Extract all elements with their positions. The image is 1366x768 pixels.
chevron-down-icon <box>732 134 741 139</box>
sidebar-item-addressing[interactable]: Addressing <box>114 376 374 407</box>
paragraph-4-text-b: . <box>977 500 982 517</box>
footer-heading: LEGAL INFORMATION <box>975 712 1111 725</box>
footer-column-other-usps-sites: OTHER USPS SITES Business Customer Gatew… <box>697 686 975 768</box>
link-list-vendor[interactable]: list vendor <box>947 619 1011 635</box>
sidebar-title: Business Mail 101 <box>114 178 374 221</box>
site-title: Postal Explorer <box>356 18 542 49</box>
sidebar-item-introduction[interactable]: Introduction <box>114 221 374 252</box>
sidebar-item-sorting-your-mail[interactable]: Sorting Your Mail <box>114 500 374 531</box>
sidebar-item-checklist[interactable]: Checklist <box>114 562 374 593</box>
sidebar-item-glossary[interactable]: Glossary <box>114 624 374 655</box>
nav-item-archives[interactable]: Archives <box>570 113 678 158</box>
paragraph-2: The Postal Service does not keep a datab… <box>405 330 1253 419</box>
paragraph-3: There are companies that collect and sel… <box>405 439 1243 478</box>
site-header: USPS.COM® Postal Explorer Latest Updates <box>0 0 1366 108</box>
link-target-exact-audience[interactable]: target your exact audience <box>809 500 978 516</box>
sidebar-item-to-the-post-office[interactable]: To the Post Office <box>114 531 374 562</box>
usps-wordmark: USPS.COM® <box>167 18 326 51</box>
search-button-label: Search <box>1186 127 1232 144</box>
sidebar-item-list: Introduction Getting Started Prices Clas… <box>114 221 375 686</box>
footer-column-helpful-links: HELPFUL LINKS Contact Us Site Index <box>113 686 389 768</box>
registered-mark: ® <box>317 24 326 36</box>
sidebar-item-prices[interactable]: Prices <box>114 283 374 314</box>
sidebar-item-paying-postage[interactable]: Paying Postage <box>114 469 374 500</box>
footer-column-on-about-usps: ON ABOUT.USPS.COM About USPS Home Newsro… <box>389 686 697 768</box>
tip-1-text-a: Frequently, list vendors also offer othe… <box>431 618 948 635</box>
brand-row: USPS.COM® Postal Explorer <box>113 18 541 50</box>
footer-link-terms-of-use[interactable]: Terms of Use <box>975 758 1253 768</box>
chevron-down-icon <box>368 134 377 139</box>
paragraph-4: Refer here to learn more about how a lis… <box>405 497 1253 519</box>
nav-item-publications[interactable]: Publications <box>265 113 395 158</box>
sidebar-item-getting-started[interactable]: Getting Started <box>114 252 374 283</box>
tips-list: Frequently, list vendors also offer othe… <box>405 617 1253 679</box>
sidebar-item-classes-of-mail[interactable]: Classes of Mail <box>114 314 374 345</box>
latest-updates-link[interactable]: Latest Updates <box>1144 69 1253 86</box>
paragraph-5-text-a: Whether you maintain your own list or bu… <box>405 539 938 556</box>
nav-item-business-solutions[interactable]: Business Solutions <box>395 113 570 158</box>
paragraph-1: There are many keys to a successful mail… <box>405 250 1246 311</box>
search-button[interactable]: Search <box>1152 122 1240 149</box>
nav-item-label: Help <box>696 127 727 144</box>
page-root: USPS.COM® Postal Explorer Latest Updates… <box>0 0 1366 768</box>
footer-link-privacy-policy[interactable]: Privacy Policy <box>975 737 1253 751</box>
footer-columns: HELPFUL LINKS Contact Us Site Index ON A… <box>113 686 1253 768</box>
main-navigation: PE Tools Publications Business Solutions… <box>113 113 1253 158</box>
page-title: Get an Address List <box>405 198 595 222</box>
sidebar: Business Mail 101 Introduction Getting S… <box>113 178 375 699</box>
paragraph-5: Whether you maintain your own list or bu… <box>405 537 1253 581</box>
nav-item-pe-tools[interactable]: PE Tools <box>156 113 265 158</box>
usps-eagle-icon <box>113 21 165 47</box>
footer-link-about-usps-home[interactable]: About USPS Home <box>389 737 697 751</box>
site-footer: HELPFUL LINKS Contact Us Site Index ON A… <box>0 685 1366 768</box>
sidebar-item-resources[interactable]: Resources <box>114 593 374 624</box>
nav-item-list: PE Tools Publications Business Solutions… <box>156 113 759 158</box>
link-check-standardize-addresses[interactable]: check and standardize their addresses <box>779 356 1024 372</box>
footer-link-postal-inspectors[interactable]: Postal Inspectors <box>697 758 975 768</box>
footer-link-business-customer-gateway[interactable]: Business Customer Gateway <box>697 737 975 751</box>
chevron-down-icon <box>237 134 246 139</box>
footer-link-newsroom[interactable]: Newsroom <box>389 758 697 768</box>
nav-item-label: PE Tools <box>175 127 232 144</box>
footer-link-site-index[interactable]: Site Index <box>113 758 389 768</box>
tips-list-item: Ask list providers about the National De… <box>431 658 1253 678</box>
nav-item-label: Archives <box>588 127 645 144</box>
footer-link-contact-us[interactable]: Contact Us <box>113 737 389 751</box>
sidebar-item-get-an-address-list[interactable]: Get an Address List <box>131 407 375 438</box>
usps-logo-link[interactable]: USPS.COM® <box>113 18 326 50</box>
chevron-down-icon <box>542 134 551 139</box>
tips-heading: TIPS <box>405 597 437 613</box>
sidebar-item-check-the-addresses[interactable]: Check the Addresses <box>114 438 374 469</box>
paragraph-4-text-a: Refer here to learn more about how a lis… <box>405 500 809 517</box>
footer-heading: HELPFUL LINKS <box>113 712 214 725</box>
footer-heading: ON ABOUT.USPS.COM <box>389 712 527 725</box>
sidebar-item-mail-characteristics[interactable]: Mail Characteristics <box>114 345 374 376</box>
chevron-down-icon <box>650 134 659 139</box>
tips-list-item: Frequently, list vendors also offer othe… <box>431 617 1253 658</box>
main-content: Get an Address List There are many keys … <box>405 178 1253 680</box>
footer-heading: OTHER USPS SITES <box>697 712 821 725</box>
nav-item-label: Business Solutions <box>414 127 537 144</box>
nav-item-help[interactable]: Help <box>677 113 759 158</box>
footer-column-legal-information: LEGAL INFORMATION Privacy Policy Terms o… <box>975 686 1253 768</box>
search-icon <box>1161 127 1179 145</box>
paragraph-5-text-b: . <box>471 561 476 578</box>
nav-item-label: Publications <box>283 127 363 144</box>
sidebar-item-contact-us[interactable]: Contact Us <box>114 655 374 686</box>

· · · ·

§ **TASK BRIEF**
Reproduce the listing above line for line, changing nothing.

§ **THE SOLUTION**
Extract all elements with their positions. The image is 1366x768 pixels.
chevron-down-icon <box>732 134 741 139</box>
sidebar-item-addressing[interactable]: Addressing <box>114 376 374 407</box>
paragraph-4-text-b: . <box>977 500 982 517</box>
footer-heading: LEGAL INFORMATION <box>975 712 1111 725</box>
footer-column-other-usps-sites: OTHER USPS SITES Business Customer Gatew… <box>697 686 975 768</box>
link-list-vendor[interactable]: list vendor <box>947 619 1011 635</box>
sidebar-title: Business Mail 101 <box>114 178 374 221</box>
site-title: Postal Explorer <box>356 18 542 49</box>
sidebar-item-introduction[interactable]: Introduction <box>114 221 374 252</box>
sidebar-item-sorting-your-mail[interactable]: Sorting Your Mail <box>114 500 374 531</box>
sidebar-item-checklist[interactable]: Checklist <box>114 562 374 593</box>
sidebar-item-glossary[interactable]: Glossary <box>114 624 374 655</box>
nav-item-archives[interactable]: Archives <box>570 113 678 158</box>
paragraph-2: The Postal Service does not keep a datab… <box>405 330 1253 419</box>
paragraph-3: There are companies that collect and sel… <box>405 439 1243 478</box>
site-header: USPS.COM® Postal Explorer Latest Updates <box>0 0 1366 108</box>
link-target-exact-audience[interactable]: target your exact audience <box>809 500 978 516</box>
sidebar-item-to-the-post-office[interactable]: To the Post Office <box>114 531 374 562</box>
usps-wordmark: USPS.COM® <box>167 18 326 51</box>
search-button-label: Search <box>1186 127 1232 144</box>
sidebar-item-list: Introduction Getting Started Prices Clas… <box>114 221 375 686</box>
footer-column-helpful-links: HELPFUL LINKS Contact Us Site Index <box>113 686 389 768</box>
registered-mark: ® <box>317 24 326 36</box>
sidebar-item-prices[interactable]: Prices <box>114 283 374 314</box>
sidebar-item-paying-postage[interactable]: Paying Postage <box>114 469 374 500</box>
footer-column-on-about-usps: ON ABOUT.USPS.COM About USPS Home Newsro… <box>389 686 697 768</box>
tip-1-text-a: Frequently, list vendors also offer othe… <box>431 618 948 635</box>
brand-row: USPS.COM® Postal Explorer <box>113 18 541 50</box>
footer-link-terms-of-use[interactable]: Terms of Use <box>975 758 1253 768</box>
chevron-down-icon <box>368 134 377 139</box>
paragraph-4: Refer here to learn more about how a lis… <box>405 497 1253 519</box>
nav-item-publications[interactable]: Publications <box>265 113 395 158</box>
sidebar-item-getting-started[interactable]: Getting Started <box>114 252 374 283</box>
tips-list: Frequently, list vendors also offer othe… <box>405 617 1253 679</box>
sidebar-item-classes-of-mail[interactable]: Classes of Mail <box>114 314 374 345</box>
latest-updates-link[interactable]: Latest Updates <box>1144 69 1253 86</box>
paragraph-5-text-a: Whether you maintain your own list or bu… <box>405 539 938 556</box>
nav-item-business-solutions[interactable]: Business Solutions <box>395 113 570 158</box>
paragraph-1: There are many keys to a successful mail… <box>405 250 1246 311</box>
search-button[interactable]: Search <box>1152 122 1240 149</box>
nav-item-label: Help <box>696 127 727 144</box>
page-root: USPS.COM® Postal Explorer Latest Updates… <box>0 0 1366 768</box>
footer-link-privacy-policy[interactable]: Privacy Policy <box>975 737 1253 751</box>
footer-columns: HELPFUL LINKS Contact Us Site Index ON A… <box>113 686 1253 768</box>
main-navigation: PE Tools Publications Business Solutions… <box>113 113 1253 158</box>
page-title: Get an Address List <box>405 198 595 222</box>
sidebar: Business Mail 101 Introduction Getting S… <box>113 178 375 699</box>
paragraph-5: Whether you maintain your own list or bu… <box>405 537 1253 581</box>
nav-item-pe-tools[interactable]: PE Tools <box>156 113 265 158</box>
usps-eagle-icon <box>113 21 165 47</box>
footer-link-about-usps-home[interactable]: About USPS Home <box>389 737 697 751</box>
site-footer: HELPFUL LINKS Contact Us Site Index ON A… <box>0 685 1366 768</box>
sidebar-item-resources[interactable]: Resources <box>114 593 374 624</box>
nav-item-list: PE Tools Publications Business Solutions… <box>156 113 759 158</box>
link-check-standardize-addresses[interactable]: check and standardize their addresses <box>779 356 1024 372</box>
footer-link-postal-inspectors[interactable]: Postal Inspectors <box>697 758 975 768</box>
footer-link-business-customer-gateway[interactable]: Business Customer Gateway <box>697 737 975 751</box>
chevron-down-icon <box>237 134 246 139</box>
footer-link-newsroom[interactable]: Newsroom <box>389 758 697 768</box>
nav-item-label: PE Tools <box>175 127 232 144</box>
footer-link-site-index[interactable]: Site Index <box>113 758 389 768</box>
tips-list-item: Ask list providers about the National De… <box>431 658 1253 678</box>
nav-item-label: Archives <box>588 127 645 144</box>
footer-link-contact-us[interactable]: Contact Us <box>113 737 389 751</box>
sidebar-item-get-an-address-list[interactable]: Get an Address List <box>131 407 375 438</box>
usps-logo-link[interactable]: USPS.COM® <box>113 18 326 50</box>
chevron-down-icon <box>542 134 551 139</box>
tips-heading: TIPS <box>405 597 437 613</box>
sidebar-item-check-the-addresses[interactable]: Check the Addresses <box>114 438 374 469</box>
paragraph-4-text-a: Refer here to learn more about how a lis… <box>405 500 809 517</box>
footer-heading: HELPFUL LINKS <box>113 712 214 725</box>
footer-heading: ON ABOUT.USPS.COM <box>389 712 527 725</box>
sidebar-item-mail-characteristics[interactable]: Mail Characteristics <box>114 345 374 376</box>
chevron-down-icon <box>650 134 659 139</box>
tips-list-item: Frequently, list vendors also offer othe… <box>431 617 1253 658</box>
main-content: Get an Address List There are many keys … <box>405 178 1253 680</box>
footer-heading: OTHER USPS SITES <box>697 712 821 725</box>
nav-item-label: Business Solutions <box>414 127 537 144</box>
nav-item-help[interactable]: Help <box>677 113 759 158</box>
footer-column-legal-information: LEGAL INFORMATION Privacy Policy Terms o… <box>975 686 1253 768</box>
search-icon <box>1161 127 1179 145</box>
paragraph-5-text-b: . <box>471 561 476 578</box>
nav-item-label: Publications <box>283 127 363 144</box>
sidebar-item-contact-us[interactable]: Contact Us <box>114 655 374 686</box>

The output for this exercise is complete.